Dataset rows

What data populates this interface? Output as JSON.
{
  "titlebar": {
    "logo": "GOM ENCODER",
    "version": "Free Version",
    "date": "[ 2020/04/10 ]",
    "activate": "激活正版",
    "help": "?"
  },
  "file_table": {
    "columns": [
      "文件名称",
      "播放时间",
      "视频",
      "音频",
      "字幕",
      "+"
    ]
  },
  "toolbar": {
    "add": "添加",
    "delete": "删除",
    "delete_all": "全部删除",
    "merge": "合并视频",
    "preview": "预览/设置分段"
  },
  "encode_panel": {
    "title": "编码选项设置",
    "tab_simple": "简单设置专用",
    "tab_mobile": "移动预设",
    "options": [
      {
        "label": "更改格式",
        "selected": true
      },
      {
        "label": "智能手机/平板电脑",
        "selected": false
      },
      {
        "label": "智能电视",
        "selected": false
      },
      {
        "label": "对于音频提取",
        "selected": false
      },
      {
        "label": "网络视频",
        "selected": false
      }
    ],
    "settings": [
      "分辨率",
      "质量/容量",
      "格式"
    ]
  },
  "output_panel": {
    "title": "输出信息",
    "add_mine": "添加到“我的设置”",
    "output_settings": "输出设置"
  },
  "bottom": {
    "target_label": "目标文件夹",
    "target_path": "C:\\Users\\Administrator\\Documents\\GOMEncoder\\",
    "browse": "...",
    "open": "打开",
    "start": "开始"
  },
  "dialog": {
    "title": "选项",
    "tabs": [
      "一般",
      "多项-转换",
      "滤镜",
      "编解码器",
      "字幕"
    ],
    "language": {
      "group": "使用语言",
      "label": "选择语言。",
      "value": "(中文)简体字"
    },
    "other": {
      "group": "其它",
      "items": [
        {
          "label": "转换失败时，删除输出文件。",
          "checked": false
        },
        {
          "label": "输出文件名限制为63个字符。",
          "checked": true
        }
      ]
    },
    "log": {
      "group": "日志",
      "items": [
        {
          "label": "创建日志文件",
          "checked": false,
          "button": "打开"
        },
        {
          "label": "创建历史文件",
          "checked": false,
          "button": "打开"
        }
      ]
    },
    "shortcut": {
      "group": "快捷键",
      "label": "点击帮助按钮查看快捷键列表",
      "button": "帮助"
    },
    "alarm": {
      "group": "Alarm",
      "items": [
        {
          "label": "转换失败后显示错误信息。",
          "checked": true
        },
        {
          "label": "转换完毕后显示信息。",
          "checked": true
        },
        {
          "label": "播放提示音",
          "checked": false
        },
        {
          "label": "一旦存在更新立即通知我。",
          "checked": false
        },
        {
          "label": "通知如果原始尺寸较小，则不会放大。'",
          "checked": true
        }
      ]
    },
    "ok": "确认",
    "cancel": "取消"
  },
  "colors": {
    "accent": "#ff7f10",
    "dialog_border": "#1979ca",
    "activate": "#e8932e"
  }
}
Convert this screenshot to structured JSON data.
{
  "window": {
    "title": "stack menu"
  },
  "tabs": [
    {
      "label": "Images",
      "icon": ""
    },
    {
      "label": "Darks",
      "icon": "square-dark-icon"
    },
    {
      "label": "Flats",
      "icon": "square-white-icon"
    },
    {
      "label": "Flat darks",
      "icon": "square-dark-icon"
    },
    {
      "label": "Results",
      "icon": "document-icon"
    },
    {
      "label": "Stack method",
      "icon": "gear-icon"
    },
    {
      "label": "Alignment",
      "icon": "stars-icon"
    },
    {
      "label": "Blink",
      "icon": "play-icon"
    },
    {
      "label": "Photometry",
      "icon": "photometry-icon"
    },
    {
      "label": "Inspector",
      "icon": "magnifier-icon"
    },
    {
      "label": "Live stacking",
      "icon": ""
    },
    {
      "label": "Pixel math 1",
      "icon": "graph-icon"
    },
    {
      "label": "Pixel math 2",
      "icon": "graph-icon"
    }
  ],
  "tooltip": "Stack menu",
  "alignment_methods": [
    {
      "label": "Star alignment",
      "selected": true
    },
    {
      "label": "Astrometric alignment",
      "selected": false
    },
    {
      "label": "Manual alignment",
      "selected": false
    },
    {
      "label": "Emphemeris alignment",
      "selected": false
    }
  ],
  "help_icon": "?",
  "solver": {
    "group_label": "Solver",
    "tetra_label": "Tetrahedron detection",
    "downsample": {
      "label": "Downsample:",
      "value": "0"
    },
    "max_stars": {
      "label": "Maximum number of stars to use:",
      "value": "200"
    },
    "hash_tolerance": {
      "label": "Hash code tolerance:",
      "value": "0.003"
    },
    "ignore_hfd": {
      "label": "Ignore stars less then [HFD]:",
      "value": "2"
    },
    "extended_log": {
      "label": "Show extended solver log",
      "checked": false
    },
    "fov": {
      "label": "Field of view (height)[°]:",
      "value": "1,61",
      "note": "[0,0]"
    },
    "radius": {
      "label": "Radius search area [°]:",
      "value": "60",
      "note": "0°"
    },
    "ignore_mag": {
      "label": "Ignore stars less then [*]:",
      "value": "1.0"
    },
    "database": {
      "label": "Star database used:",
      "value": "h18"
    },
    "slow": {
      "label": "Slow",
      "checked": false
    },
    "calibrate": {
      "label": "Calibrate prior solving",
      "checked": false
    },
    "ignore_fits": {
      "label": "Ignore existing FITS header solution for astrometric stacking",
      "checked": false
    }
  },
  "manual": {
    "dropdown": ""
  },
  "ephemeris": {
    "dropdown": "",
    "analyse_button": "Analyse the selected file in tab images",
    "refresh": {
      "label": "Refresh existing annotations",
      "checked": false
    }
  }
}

WHAT IS REQUIRED:
Check every line of the data, and copy the ones that contain "JSON".

RESPONSE TO THIS TASK:
What data populates this interface? Output as JSON.
Convert this screenshot to structured JSON data.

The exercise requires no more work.